------ EXTRACTED RECORDS
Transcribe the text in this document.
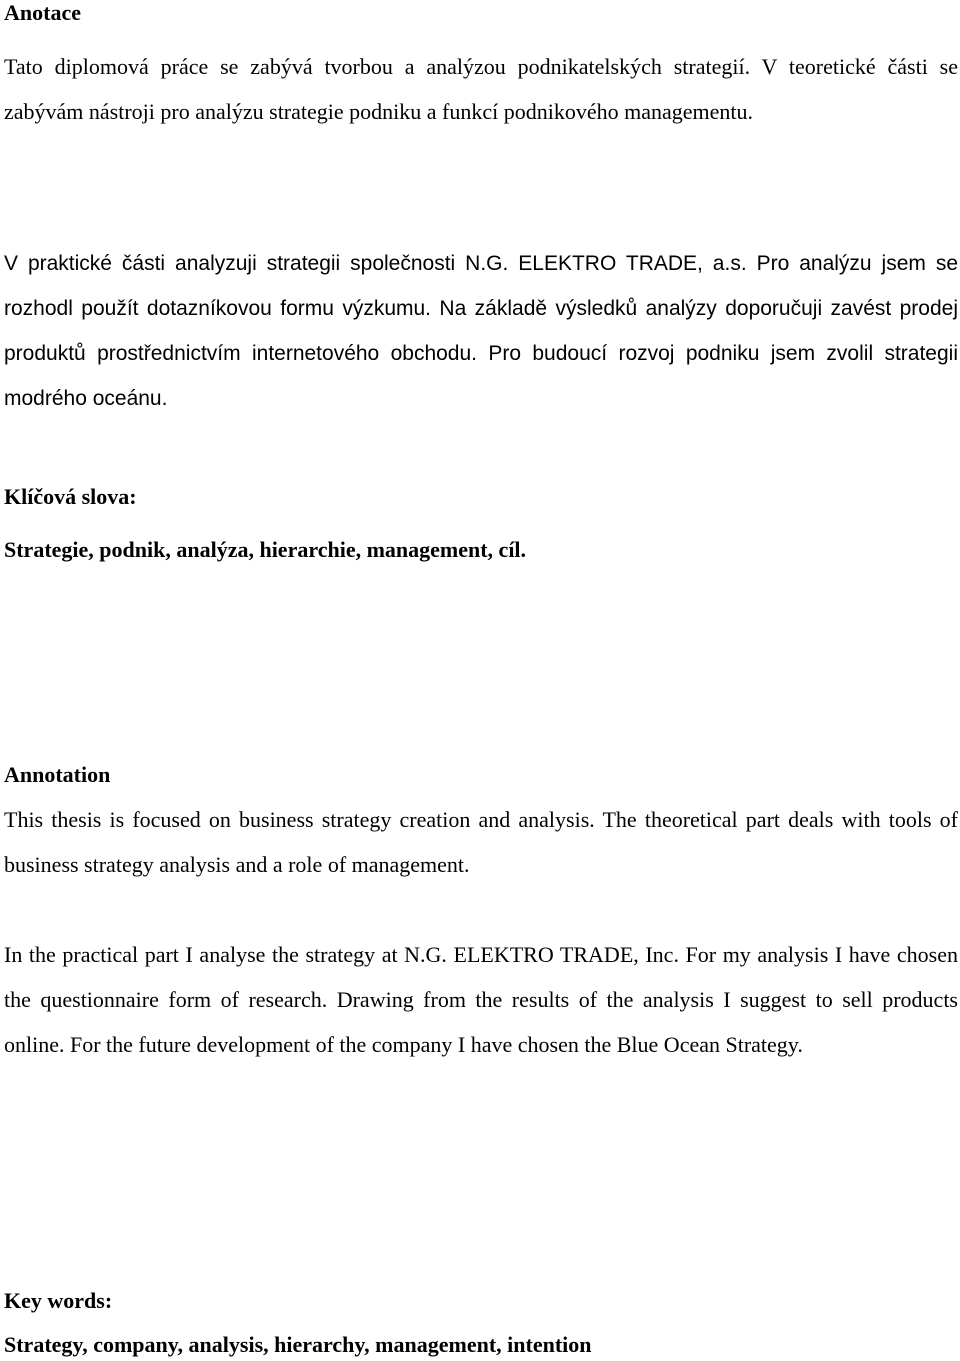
Anotace

Tato diplomová práce se zabývá tvorbou a analýzou podnikatelských strategií. V teoretické části se zabývám nástroji pro analýzu strategie podniku a funkcí podnikového managementu.

V praktické části analyzuji strategii společnosti N.G. ELEKTRO TRADE, a.s. Pro analýzu jsem se rozhodl použít dotazníkovou formu výzkumu. Na základě výsledků analýzy doporučuji zavést prodej produktů prostřednictvím internetového obchodu. Pro budoucí rozvoj podniku jsem zvolil strategii modrého oceánu.

Klíčová slova:

Strategie, podnik, analýza, hierarchie, management, cíl.

Annotation

This thesis is focused on business strategy creation and analysis. The theoretical part deals with tools of business strategy analysis and a role of management.

In the practical part I analyse the strategy at N.G. ELEKTRO TRADE, Inc. For my analysis I have chosen the questionnaire form of research. Drawing from the results of the analysis I suggest to sell products online. For the future development of the company I have chosen the Blue Ocean Strategy.

Key words:

Strategy, company, analysis, hierarchy, management, intention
------------
Copy out all the entries exactly. Images stay out of the copy.

Transcribe the text in this document.
Anotace

Tato diplomová práce se zabývá tvorbou a analýzou podnikatelských strategií. V teoretické části se zabývám nástroji pro analýzu strategie podniku a funkcí podnikového managementu.

V praktické části analyzuji strategii společnosti N.G. ELEKTRO TRADE, a.s. Pro analýzu jsem se rozhodl použít dotazníkovou formu výzkumu. Na základě výsledků analýzy doporučuji zavést prodej produktů prostřednictvím internetového obchodu. Pro budoucí rozvoj podniku jsem zvolil strategii modrého oceánu.

Klíčová slova:

Strategie, podnik, analýza, hierarchie, management, cíl.

Annotation

This thesis is focused on business strategy creation and analysis. The theoretical part deals with tools of business strategy analysis and a role of management.

In the practical part I analyse the strategy at N.G. ELEKTRO TRADE, Inc. For my analysis I have chosen the questionnaire form of research. Drawing from the results of the analysis I suggest to sell products online. For the future development of the company I have chosen the Blue Ocean Strategy.

Key words:

Strategy, company, analysis, hierarchy, management, intention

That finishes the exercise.